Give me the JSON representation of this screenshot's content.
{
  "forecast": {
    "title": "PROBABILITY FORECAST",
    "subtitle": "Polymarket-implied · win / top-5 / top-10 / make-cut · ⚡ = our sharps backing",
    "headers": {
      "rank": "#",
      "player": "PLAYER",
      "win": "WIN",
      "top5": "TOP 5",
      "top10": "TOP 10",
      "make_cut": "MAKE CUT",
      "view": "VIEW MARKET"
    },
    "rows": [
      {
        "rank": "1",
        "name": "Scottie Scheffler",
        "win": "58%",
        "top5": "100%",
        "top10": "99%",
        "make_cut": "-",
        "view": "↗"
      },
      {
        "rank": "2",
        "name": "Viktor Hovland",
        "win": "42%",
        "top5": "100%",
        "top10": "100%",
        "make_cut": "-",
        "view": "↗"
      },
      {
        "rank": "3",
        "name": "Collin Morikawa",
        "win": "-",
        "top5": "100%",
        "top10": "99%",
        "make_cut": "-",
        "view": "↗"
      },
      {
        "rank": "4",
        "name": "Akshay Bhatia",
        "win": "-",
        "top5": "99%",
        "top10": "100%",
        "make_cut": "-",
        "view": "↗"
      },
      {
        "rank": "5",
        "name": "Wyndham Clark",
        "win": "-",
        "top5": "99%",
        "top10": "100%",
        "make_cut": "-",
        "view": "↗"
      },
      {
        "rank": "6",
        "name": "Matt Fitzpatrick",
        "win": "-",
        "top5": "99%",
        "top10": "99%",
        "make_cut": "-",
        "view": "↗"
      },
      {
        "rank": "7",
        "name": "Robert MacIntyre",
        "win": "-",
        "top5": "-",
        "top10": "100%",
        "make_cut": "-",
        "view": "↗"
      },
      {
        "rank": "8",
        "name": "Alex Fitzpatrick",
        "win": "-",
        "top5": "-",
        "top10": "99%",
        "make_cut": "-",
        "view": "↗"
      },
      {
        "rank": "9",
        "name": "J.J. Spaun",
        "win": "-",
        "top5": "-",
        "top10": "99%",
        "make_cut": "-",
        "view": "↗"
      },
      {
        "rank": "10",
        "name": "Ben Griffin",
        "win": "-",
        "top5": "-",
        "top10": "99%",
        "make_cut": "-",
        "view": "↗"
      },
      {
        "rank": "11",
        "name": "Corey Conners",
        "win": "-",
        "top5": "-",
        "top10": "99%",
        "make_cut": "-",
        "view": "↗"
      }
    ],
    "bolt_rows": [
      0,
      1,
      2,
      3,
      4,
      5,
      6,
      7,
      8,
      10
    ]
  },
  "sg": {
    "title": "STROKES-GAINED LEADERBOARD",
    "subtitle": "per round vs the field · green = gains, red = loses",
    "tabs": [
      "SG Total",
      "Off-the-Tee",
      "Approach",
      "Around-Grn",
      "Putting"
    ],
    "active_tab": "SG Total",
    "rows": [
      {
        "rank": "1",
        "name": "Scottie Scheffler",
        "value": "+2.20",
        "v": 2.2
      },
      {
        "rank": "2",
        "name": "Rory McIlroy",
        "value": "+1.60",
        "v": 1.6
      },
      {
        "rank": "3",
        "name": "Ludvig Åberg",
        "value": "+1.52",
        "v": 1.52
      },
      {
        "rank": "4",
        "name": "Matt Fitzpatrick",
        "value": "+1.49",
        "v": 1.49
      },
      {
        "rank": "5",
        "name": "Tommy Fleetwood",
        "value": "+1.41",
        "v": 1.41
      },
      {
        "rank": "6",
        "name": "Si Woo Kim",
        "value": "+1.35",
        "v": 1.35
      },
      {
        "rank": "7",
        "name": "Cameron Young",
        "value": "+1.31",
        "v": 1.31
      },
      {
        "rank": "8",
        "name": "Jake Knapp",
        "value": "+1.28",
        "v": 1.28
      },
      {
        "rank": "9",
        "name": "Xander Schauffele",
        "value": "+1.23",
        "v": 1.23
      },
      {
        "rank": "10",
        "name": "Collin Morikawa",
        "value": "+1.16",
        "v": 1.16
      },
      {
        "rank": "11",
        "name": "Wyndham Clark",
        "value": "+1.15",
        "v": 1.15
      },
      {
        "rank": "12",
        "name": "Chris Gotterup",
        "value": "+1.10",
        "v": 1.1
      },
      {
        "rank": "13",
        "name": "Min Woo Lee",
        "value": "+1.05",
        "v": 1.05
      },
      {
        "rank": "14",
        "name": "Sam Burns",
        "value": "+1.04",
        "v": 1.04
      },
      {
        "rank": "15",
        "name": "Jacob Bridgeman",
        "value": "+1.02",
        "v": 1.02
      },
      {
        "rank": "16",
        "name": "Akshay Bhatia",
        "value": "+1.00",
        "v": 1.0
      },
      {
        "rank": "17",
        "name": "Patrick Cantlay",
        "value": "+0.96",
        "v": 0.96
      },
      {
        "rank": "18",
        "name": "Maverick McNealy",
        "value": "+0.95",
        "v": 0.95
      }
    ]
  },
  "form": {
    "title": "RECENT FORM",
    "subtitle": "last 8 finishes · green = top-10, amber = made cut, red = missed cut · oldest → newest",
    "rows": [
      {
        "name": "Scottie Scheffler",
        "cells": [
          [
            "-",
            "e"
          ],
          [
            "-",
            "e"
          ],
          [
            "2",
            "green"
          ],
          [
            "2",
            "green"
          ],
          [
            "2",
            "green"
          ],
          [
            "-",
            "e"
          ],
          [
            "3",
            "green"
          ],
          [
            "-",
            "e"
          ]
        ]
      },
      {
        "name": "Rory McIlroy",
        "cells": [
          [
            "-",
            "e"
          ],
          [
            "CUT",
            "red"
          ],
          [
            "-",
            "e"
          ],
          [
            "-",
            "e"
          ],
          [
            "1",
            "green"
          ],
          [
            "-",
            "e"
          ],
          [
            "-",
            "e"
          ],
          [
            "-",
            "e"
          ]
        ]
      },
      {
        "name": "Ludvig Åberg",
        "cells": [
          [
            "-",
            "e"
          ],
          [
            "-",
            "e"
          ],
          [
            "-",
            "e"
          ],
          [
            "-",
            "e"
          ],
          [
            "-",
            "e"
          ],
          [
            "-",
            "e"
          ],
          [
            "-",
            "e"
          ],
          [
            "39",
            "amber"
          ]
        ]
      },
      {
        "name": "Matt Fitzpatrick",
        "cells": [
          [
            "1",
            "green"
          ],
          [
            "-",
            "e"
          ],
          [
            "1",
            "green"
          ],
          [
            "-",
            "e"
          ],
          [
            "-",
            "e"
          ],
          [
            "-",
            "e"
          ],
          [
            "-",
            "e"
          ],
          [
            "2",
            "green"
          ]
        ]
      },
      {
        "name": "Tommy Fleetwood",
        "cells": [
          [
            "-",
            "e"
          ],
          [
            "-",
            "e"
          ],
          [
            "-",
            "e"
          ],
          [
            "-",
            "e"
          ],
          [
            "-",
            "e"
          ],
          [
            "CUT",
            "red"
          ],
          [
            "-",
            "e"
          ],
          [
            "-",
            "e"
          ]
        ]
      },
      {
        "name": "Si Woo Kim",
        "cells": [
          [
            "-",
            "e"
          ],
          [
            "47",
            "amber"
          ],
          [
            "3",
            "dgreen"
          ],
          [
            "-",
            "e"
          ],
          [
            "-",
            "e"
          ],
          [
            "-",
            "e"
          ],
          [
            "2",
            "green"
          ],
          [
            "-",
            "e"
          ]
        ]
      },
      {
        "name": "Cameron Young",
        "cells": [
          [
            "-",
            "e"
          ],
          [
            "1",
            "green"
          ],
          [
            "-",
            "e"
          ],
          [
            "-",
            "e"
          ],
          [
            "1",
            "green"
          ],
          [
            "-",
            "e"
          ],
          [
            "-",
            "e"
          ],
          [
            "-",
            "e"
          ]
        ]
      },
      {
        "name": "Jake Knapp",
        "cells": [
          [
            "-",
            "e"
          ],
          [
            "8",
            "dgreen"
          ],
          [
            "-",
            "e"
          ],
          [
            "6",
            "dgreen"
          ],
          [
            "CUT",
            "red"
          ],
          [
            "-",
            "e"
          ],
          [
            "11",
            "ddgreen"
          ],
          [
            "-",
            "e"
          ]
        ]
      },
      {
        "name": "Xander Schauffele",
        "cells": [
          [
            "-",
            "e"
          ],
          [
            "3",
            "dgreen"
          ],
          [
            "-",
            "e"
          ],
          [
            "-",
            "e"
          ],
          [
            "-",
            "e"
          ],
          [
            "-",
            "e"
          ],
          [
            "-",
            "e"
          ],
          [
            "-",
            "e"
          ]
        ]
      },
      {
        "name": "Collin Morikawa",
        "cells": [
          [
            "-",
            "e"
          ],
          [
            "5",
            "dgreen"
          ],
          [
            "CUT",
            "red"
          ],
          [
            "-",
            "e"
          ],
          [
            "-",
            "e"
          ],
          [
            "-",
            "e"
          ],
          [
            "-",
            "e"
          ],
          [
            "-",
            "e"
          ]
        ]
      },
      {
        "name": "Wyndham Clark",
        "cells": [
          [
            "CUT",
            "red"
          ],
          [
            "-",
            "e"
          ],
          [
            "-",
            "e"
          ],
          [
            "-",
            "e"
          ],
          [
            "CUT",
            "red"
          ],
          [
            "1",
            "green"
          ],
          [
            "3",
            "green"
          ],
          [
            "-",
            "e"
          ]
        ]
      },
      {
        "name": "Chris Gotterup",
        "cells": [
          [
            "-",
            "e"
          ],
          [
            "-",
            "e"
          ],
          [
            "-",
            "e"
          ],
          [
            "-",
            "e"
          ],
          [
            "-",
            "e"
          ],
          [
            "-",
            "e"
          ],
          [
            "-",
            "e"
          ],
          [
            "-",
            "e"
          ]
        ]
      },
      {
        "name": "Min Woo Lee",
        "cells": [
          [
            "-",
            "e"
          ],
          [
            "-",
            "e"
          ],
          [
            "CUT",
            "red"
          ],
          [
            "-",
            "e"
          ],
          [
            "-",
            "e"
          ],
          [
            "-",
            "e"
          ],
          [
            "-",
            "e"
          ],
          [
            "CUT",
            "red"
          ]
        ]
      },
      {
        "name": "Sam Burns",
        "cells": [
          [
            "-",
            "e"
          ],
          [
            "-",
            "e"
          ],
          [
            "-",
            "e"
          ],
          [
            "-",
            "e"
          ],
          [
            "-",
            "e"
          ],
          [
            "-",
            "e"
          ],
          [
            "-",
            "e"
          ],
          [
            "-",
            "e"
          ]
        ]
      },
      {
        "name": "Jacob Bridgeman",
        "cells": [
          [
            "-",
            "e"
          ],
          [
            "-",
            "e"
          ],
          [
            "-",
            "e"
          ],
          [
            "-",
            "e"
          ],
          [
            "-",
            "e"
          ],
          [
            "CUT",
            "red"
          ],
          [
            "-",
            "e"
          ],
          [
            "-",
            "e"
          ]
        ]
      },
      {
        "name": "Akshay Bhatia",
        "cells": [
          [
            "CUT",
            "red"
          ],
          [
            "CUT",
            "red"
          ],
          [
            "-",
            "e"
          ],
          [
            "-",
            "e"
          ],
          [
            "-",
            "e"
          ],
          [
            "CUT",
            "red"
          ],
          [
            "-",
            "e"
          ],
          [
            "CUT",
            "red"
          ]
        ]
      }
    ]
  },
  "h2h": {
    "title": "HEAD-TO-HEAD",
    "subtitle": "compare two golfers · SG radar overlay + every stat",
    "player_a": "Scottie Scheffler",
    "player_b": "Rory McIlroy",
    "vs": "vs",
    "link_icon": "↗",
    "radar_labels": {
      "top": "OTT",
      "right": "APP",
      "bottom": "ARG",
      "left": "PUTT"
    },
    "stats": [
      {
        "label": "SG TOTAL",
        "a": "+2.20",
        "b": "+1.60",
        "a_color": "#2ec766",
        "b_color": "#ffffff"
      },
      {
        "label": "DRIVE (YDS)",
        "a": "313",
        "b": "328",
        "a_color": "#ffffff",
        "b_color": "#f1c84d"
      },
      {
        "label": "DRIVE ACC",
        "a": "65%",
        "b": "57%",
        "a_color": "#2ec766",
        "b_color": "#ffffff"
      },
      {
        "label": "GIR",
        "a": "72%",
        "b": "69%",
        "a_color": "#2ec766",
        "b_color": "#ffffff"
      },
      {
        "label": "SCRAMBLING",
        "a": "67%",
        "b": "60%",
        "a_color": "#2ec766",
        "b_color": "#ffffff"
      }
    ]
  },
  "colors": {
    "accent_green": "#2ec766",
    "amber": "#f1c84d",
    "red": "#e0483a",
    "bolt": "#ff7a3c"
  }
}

--------

■ **Written instruction**: Among the entries above, how many lines hold the word "subtitle"? Reply with only that number.

■ **Task solution**: 4